[Records excerpted from a collection]
= = = = =

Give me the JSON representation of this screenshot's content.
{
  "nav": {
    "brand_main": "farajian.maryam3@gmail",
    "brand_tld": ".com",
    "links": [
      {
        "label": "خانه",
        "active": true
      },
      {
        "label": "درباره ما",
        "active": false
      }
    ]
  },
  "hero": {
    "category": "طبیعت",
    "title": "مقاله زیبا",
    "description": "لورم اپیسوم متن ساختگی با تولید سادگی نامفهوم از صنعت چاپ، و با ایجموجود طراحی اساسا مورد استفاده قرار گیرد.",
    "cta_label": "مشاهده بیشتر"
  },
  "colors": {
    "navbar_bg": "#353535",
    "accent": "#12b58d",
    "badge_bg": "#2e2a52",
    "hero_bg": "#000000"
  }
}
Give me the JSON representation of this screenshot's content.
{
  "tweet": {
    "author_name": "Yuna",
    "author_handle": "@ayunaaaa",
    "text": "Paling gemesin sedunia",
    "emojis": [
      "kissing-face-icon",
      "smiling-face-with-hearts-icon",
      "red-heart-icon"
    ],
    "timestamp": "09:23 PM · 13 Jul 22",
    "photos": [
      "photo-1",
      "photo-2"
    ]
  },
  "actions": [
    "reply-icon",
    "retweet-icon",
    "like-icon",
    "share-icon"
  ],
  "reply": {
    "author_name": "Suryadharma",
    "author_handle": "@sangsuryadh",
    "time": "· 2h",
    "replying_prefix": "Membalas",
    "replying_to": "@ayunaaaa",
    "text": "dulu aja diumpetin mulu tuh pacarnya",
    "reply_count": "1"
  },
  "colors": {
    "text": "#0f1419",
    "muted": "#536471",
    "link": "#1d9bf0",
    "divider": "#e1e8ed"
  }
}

= = = = =

SET PROBLEM:
Return the listing above in its exact form.

TASK RESULT:
Give me the JSON representation of this screenshot's content.
{
  "nav": {
    "brand_main": "farajian.maryam3@gmail",
    "brand_tld": ".com",
    "links": [
      {
        "label": "خانه",
        "active": true
      },
      {
        "label": "درباره ما",
        "active": false
      }
    ]
  },
  "hero": {
    "category": "طبیعت",
    "title": "مقاله زیبا",
    "description": "لورم اپیسوم متن ساختگی با تولید سادگی نامفهوم از صنعت چاپ، و با ایجموجود طراحی اساسا مورد استفاده قرار گیرد.",
    "cta_label": "مشاهده بیشتر"
  },
  "colors": {
    "navbar_bg": "#353535",
    "accent": "#12b58d",
    "badge_bg": "#2e2a52",
    "hero_bg": "#000000"
  }
}
Give me the JSON representation of this screenshot's content.
{
  "tweet": {
    "author_name": "Yuna",
    "author_handle": "@ayunaaaa",
    "text": "Paling gemesin sedunia",
    "emojis": [
      "kissing-face-icon",
      "smiling-face-with-hearts-icon",
      "red-heart-icon"
    ],
    "timestamp": "09:23 PM · 13 Jul 22",
    "photos": [
      "photo-1",
      "photo-2"
    ]
  },
  "actions": [
    "reply-icon",
    "retweet-icon",
    "like-icon",
    "share-icon"
  ],
  "reply": {
    "author_name": "Suryadharma",
    "author_handle": "@sangsuryadh",
    "time": "· 2h",
    "replying_prefix": "Membalas",
    "replying_to": "@ayunaaaa",
    "text": "dulu aja diumpetin mulu tuh pacarnya",
    "reply_count": "1"
  },
  "colors": {
    "text": "#0f1419",
    "muted": "#536471",
    "link": "#1d9bf0",
    "divider": "#e1e8ed"
  }
}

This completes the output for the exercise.